- _What the task requires_
Across the following data, how many lines include the string "this"? Reply with the number and nothing more.

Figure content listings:
::::

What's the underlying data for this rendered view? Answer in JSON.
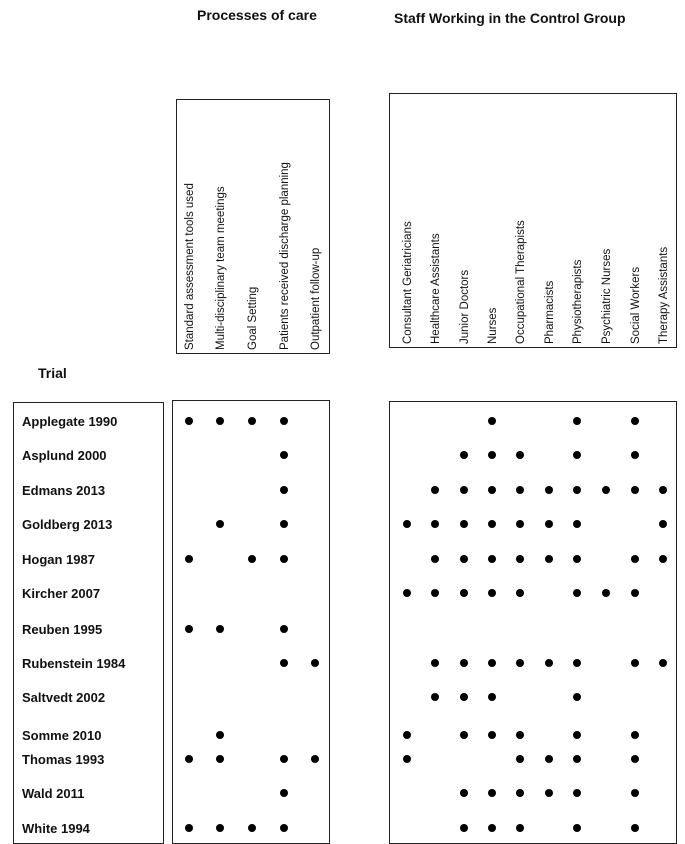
{
  "headers": {
    "processes_title": "Processes of care",
    "staff_title": "Staff Working in the Control Group",
    "trial_label": "Trial"
  },
  "chart_data": {
    "type": "table",
    "trials": [
      "Applegate 1990",
      "Asplund 2000",
      "Edmans 2013",
      "Goldberg 2013",
      "Hogan 1987",
      "Kircher 2007",
      "Reuben 1995",
      "Rubenstein 1984",
      "Saltvedt 2002",
      "Somme 2010",
      "Thomas 1993",
      "Wald 2011",
      "White 1994"
    ],
    "processes_columns": [
      "Standard assessment tools used",
      "Multi-disciplinary team meetings",
      "Goal Setting",
      "Patients received discharge planning",
      "Outpatient follow-up"
    ],
    "staff_columns": [
      "Consultant Geriatricians",
      "Healthcare Assistants",
      "Junior Doctors",
      "Nurses",
      "Occupational Therapists",
      "Pharmacists",
      "Physiotherapists",
      "Psychiatric Nurses",
      "Social Workers",
      "Therapy Assistants"
    ],
    "processes_matrix": [
      [
        1,
        1,
        1,
        1,
        0
      ],
      [
        0,
        0,
        0,
        1,
        0
      ],
      [
        0,
        0,
        0,
        1,
        0
      ],
      [
        0,
        1,
        0,
        1,
        0
      ],
      [
        1,
        0,
        1,
        1,
        0
      ],
      [
        0,
        0,
        0,
        0,
        0
      ],
      [
        1,
        1,
        0,
        1,
        0
      ],
      [
        0,
        0,
        0,
        1,
        1
      ],
      [
        0,
        0,
        0,
        0,
        0
      ],
      [
        0,
        1,
        0,
        0,
        0
      ],
      [
        1,
        1,
        0,
        1,
        1
      ],
      [
        0,
        0,
        0,
        1,
        0
      ],
      [
        1,
        1,
        1,
        1,
        0
      ]
    ],
    "staff_matrix": [
      [
        0,
        0,
        0,
        1,
        0,
        0,
        1,
        0,
        1,
        0
      ],
      [
        0,
        0,
        1,
        1,
        1,
        0,
        1,
        0,
        1,
        0
      ],
      [
        0,
        1,
        1,
        1,
        1,
        1,
        1,
        1,
        1,
        1
      ],
      [
        1,
        1,
        1,
        1,
        1,
        1,
        1,
        0,
        0,
        1
      ],
      [
        0,
        1,
        1,
        1,
        1,
        1,
        1,
        0,
        1,
        1
      ],
      [
        1,
        1,
        1,
        1,
        1,
        0,
        1,
        1,
        1,
        0
      ],
      [
        0,
        0,
        0,
        0,
        0,
        0,
        0,
        0,
        0,
        0
      ],
      [
        0,
        1,
        1,
        1,
        1,
        1,
        1,
        0,
        1,
        1
      ],
      [
        0,
        1,
        1,
        1,
        0,
        0,
        1,
        0,
        0,
        0
      ],
      [
        1,
        0,
        1,
        1,
        1,
        0,
        1,
        0,
        1,
        0
      ],
      [
        1,
        0,
        0,
        0,
        1,
        1,
        1,
        0,
        1,
        0
      ],
      [
        0,
        0,
        1,
        1,
        1,
        1,
        1,
        0,
        1,
        0
      ],
      [
        0,
        0,
        1,
        1,
        1,
        0,
        1,
        0,
        1,
        0
      ]
    ]
  }
}
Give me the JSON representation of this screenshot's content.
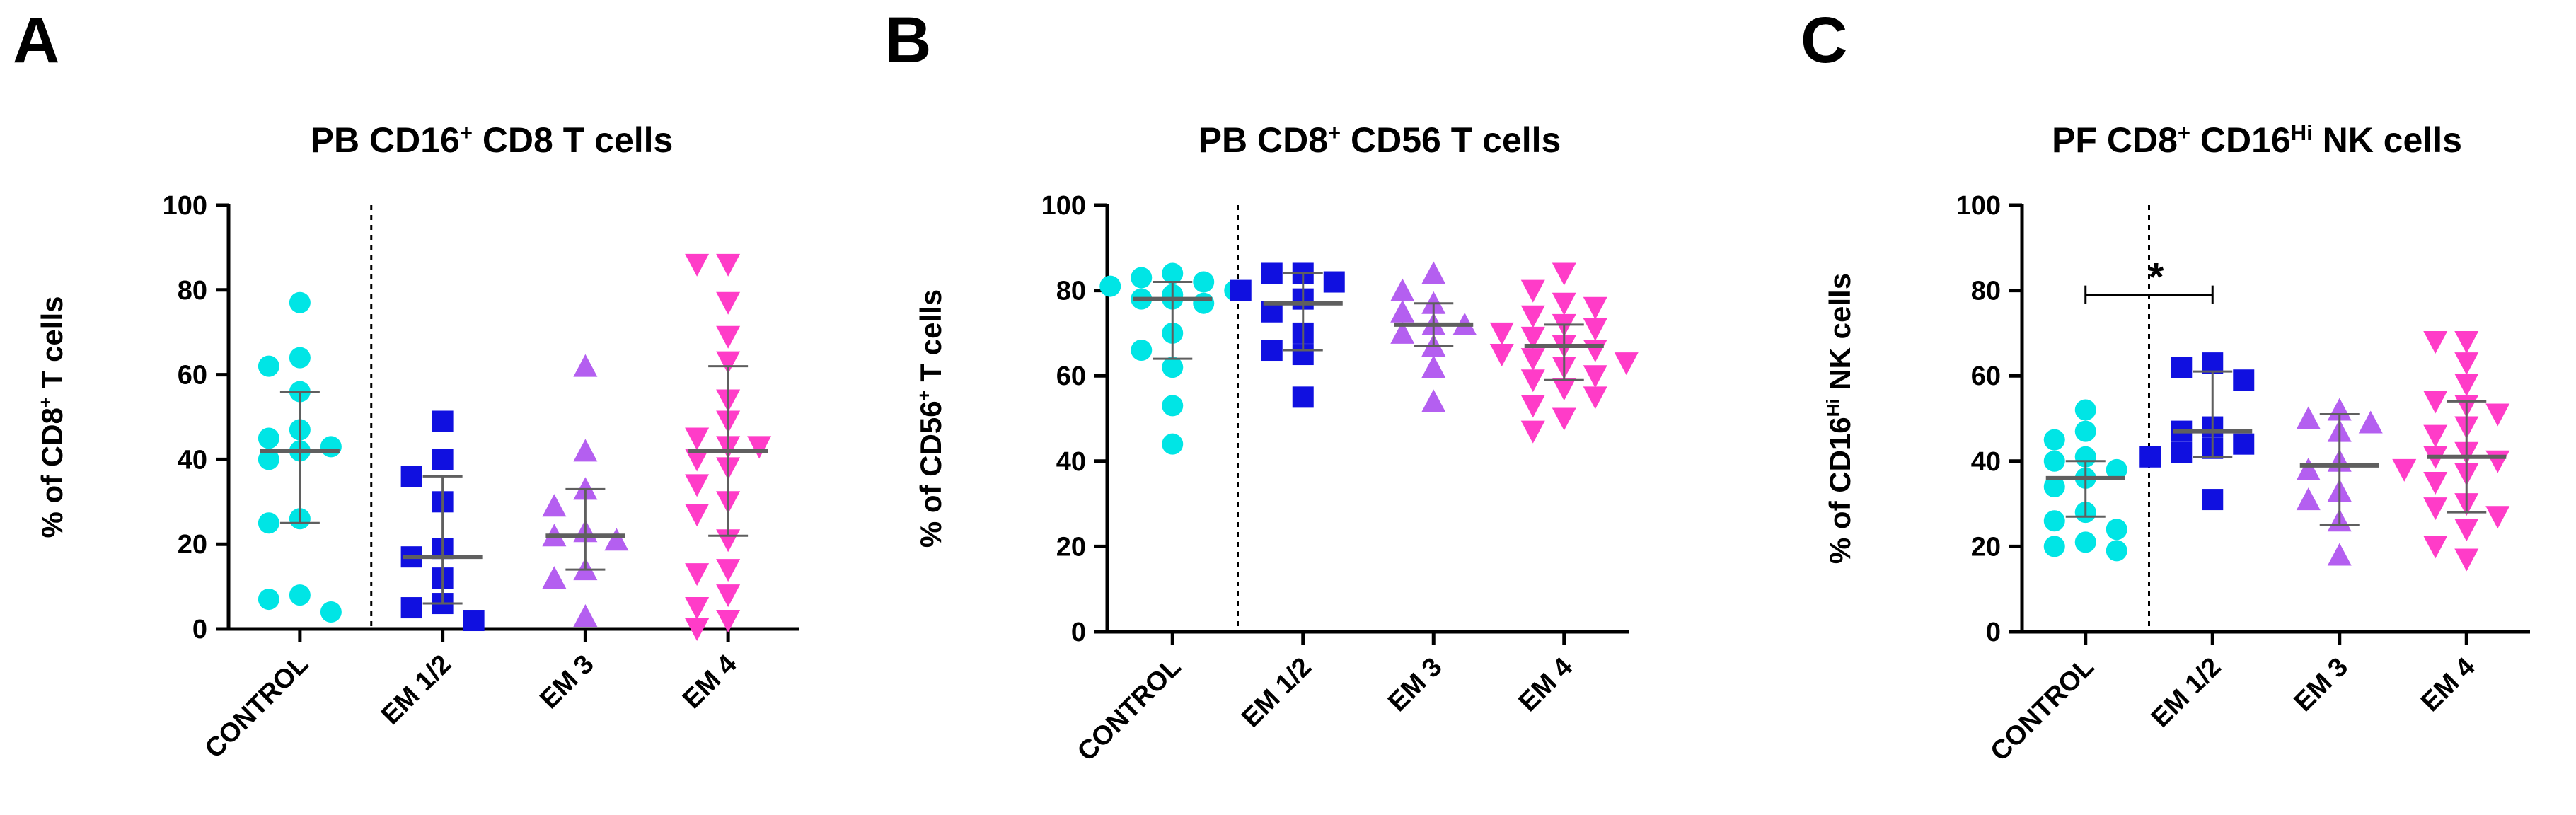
{
  "chart_data": [
    {
      "type": "scatter",
      "panel": "A",
      "title": "PB CD16+ CD8 T cells",
      "title_parts": [
        {
          "t": "PB CD16"
        },
        {
          "t": "+",
          "sup": true
        },
        {
          "t": " CD8 T cells"
        }
      ],
      "ylabel": "% of CD8+ T cells",
      "ylabel_parts": [
        {
          "t": "% of CD8"
        },
        {
          "t": "+",
          "sup": true
        },
        {
          "t": " T cells"
        }
      ],
      "ylim": [
        0,
        100
      ],
      "yticks": [
        0,
        20,
        40,
        60,
        80,
        100
      ],
      "categories": [
        "CONTROL",
        "EM 1/2",
        "EM 3",
        "EM 4"
      ],
      "divider_after": 0,
      "series": [
        {
          "color": "#00e5e5",
          "marker": "circle",
          "mean": 42,
          "err": [
            25,
            56
          ],
          "values": [
            77,
            64,
            62,
            56,
            47,
            45,
            43,
            42,
            40,
            26,
            25,
            8,
            7,
            4
          ]
        },
        {
          "color": "#1010e0",
          "marker": "square",
          "mean": 17,
          "err": [
            6,
            36
          ],
          "values": [
            49,
            40,
            36,
            30,
            19,
            17,
            12,
            6,
            5,
            2
          ]
        },
        {
          "color": "#b45ff0",
          "marker": "triangle-up",
          "mean": 22,
          "err": [
            14,
            33
          ],
          "values": [
            62,
            42,
            33,
            29,
            23,
            22,
            21,
            14,
            12,
            3
          ]
        },
        {
          "color": "#ff3cc8",
          "marker": "triangle-down",
          "mean": 42,
          "err": [
            22,
            62
          ],
          "values": [
            86,
            86,
            77,
            69,
            63,
            54,
            49,
            45,
            43,
            43,
            40,
            38,
            34,
            30,
            27,
            21,
            14,
            13,
            8,
            5,
            2,
            0
          ]
        }
      ]
    },
    {
      "type": "scatter",
      "panel": "B",
      "title": "PB CD8+ CD56 T cells",
      "title_parts": [
        {
          "t": "PB CD8"
        },
        {
          "t": "+",
          "sup": true
        },
        {
          "t": " CD56 T cells"
        }
      ],
      "ylabel": "% of CD56+ T cells",
      "ylabel_parts": [
        {
          "t": "% of CD56"
        },
        {
          "t": "+",
          "sup": true
        },
        {
          "t": " T cells"
        }
      ],
      "ylim": [
        0,
        100
      ],
      "yticks": [
        0,
        20,
        40,
        60,
        80,
        100
      ],
      "categories": [
        "CONTROL",
        "EM 1/2",
        "EM 3",
        "EM 4"
      ],
      "divider_after": 0,
      "series": [
        {
          "color": "#00e5e5",
          "marker": "circle",
          "mean": 78,
          "err": [
            64,
            82
          ],
          "values": [
            84,
            83,
            82,
            81,
            80,
            79,
            78,
            78,
            77,
            70,
            66,
            62,
            53,
            44
          ]
        },
        {
          "color": "#1010e0",
          "marker": "square",
          "mean": 77,
          "err": [
            66,
            84
          ],
          "values": [
            84,
            84,
            82,
            80,
            78,
            75,
            70,
            66,
            65,
            55
          ]
        },
        {
          "color": "#b45ff0",
          "marker": "triangle-up",
          "mean": 72,
          "err": [
            67,
            77
          ],
          "values": [
            84,
            80,
            77,
            75,
            72,
            72,
            70,
            67,
            62,
            54
          ]
        },
        {
          "color": "#ff3cc8",
          "marker": "triangle-down",
          "mean": 67,
          "err": [
            59,
            72
          ],
          "values": [
            84,
            80,
            77,
            76,
            74,
            72,
            71,
            70,
            69,
            67,
            66,
            65,
            64,
            63,
            62,
            60,
            59,
            57,
            55,
            53,
            50,
            47
          ]
        }
      ]
    },
    {
      "type": "scatter",
      "panel": "C",
      "title": "PF CD8+ CD16Hi NK cells",
      "title_parts": [
        {
          "t": "PF CD8"
        },
        {
          "t": "+",
          "sup": true
        },
        {
          "t": " CD16"
        },
        {
          "t": "Hi",
          "sup": true
        },
        {
          "t": " NK cells"
        }
      ],
      "ylabel": "% of CD16Hi NK cells",
      "ylabel_parts": [
        {
          "t": "% of CD16"
        },
        {
          "t": "Hi",
          "sup": true
        },
        {
          "t": " NK cells"
        }
      ],
      "ylim": [
        0,
        100
      ],
      "yticks": [
        0,
        20,
        40,
        60,
        80,
        100
      ],
      "categories": [
        "CONTROL",
        "EM 1/2",
        "EM 3",
        "EM 4"
      ],
      "divider_after": 0,
      "significance": {
        "from": 0,
        "to": 1,
        "y": 79,
        "label": "*"
      },
      "series": [
        {
          "color": "#00e5e5",
          "marker": "circle",
          "mean": 36,
          "err": [
            27,
            40
          ],
          "values": [
            52,
            47,
            45,
            41,
            40,
            38,
            36,
            34,
            28,
            26,
            24,
            21,
            20,
            19
          ]
        },
        {
          "color": "#1010e0",
          "marker": "square",
          "mean": 47,
          "err": [
            41,
            61
          ],
          "values": [
            63,
            62,
            59,
            48,
            47,
            44,
            43,
            42,
            41,
            31
          ]
        },
        {
          "color": "#b45ff0",
          "marker": "triangle-up",
          "mean": 39,
          "err": [
            25,
            51
          ],
          "values": [
            52,
            50,
            49,
            47,
            40,
            38,
            33,
            31,
            26,
            18
          ]
        },
        {
          "color": "#ff3cc8",
          "marker": "triangle-down",
          "mean": 41,
          "err": [
            28,
            54
          ],
          "values": [
            68,
            68,
            63,
            58,
            54,
            53,
            51,
            48,
            46,
            42,
            41,
            40,
            38,
            37,
            35,
            30,
            29,
            27,
            24,
            20,
            17
          ]
        }
      ]
    }
  ]
}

::::

- _Response box_
2